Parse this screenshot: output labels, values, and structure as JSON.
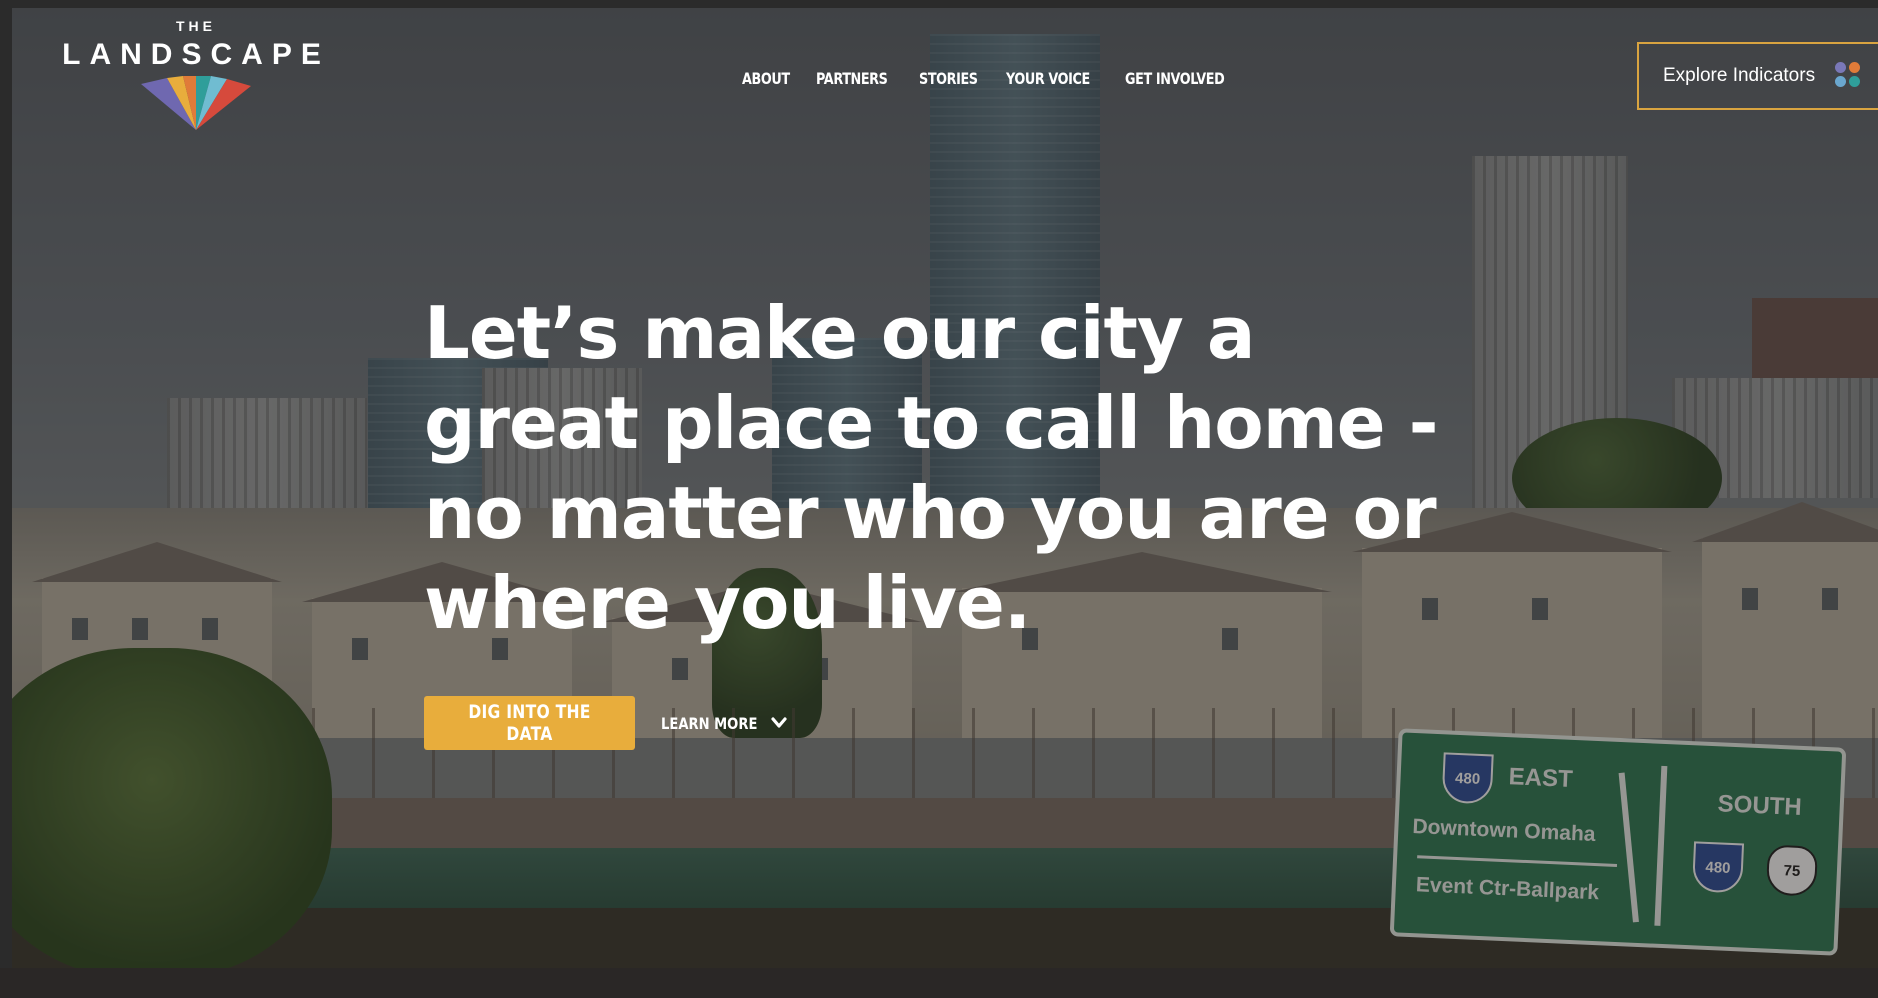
{
  "logo": {
    "the": "THE",
    "wordmark": "LANDSCAPE",
    "fan_colors": [
      "#6f68b0",
      "#e8ad3c",
      "#e07b39",
      "#2f9e9a",
      "#70bcd1",
      "#d64a3c"
    ]
  },
  "nav": {
    "items": [
      {
        "label": "ABOUT"
      },
      {
        "label": "PARTNERS"
      },
      {
        "label": "STORIES"
      },
      {
        "label": "YOUR VOICE"
      },
      {
        "label": "GET INVOLVED"
      }
    ]
  },
  "explore": {
    "label": "Explore Indicators",
    "border_color": "#d9a440",
    "dot_colors": [
      "#7a78b8",
      "#e07b39",
      "#6aa7cf",
      "#2f9e9a"
    ]
  },
  "hero": {
    "lines": [
      "Let’s make our city a",
      "great place to call home -",
      "no matter who you are or",
      "where you live."
    ],
    "primary_cta": "DIG INTO THE DATA",
    "secondary_cta": "LEARN MORE",
    "cta_color": "#e8ad3c"
  },
  "background_sign": {
    "route_interstate": "480",
    "route_us": "75",
    "east": "EAST",
    "south": "SOUTH",
    "line1": "Downtown Omaha",
    "line2": "Event Ctr-Ballpark"
  },
  "icons": {
    "chevron": "chevron-down-icon",
    "grid_dots": "dots-grid-icon",
    "fan": "landscape-fan-logo"
  }
}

## [What you are asked to do]
Repeat the material exactly as it reads, without any of its pictures.

## [Response to this exercise]
Parse this screenshot: output labels, values, and structure as JSON.
{
  "logo": {
    "the": "THE",
    "wordmark": "LANDSCAPE",
    "fan_colors": [
      "#6f68b0",
      "#e8ad3c",
      "#e07b39",
      "#2f9e9a",
      "#70bcd1",
      "#d64a3c"
    ]
  },
  "nav": {
    "items": [
      {
        "label": "ABOUT"
      },
      {
        "label": "PARTNERS"
      },
      {
        "label": "STORIES"
      },
      {
        "label": "YOUR VOICE"
      },
      {
        "label": "GET INVOLVED"
      }
    ]
  },
  "explore": {
    "label": "Explore Indicators",
    "border_color": "#d9a440",
    "dot_colors": [
      "#7a78b8",
      "#e07b39",
      "#6aa7cf",
      "#2f9e9a"
    ]
  },
  "hero": {
    "lines": [
      "Let’s make our city a",
      "great place to call home -",
      "no matter who you are or",
      "where you live."
    ],
    "primary_cta": "DIG INTO THE DATA",
    "secondary_cta": "LEARN MORE",
    "cta_color": "#e8ad3c"
  },
  "background_sign": {
    "route_interstate": "480",
    "route_us": "75",
    "east": "EAST",
    "south": "SOUTH",
    "line1": "Downtown Omaha",
    "line2": "Event Ctr-Ballpark"
  },
  "icons": {
    "chevron": "chevron-down-icon",
    "grid_dots": "dots-grid-icon",
    "fan": "landscape-fan-logo"
  }
}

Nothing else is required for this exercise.